Problem: Reply with nothing except the number of lines that contain the word "into".

Dataset entries:
<<<<
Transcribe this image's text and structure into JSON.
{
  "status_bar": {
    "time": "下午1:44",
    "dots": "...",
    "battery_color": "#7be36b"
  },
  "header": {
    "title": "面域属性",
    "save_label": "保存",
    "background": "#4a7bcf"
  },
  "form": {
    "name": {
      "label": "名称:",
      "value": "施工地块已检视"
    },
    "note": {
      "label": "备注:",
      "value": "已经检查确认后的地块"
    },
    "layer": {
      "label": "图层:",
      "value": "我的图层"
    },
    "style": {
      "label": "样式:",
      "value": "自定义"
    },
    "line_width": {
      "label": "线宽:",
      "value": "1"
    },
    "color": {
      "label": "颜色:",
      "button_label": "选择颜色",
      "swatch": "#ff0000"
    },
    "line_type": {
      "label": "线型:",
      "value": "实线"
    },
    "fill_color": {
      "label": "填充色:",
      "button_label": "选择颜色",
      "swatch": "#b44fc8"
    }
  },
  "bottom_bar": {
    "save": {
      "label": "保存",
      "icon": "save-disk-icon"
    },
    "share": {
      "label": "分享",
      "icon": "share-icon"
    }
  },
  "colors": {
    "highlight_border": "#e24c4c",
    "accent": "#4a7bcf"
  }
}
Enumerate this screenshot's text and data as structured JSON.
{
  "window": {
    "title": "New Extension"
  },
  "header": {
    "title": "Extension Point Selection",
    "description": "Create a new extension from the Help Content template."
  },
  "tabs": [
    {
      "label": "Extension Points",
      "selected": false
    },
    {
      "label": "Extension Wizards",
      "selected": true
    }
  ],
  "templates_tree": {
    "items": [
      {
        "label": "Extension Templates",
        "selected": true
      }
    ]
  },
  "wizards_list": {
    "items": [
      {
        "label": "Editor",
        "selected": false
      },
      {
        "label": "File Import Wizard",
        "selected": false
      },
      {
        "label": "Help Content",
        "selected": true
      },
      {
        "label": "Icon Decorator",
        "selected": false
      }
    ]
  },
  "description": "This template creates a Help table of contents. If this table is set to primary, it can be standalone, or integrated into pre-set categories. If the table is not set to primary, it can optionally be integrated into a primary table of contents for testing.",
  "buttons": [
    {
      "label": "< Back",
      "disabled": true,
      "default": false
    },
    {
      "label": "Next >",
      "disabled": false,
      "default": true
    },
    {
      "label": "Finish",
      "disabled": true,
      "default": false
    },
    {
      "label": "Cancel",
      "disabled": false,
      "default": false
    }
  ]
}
>>>>
Response: 2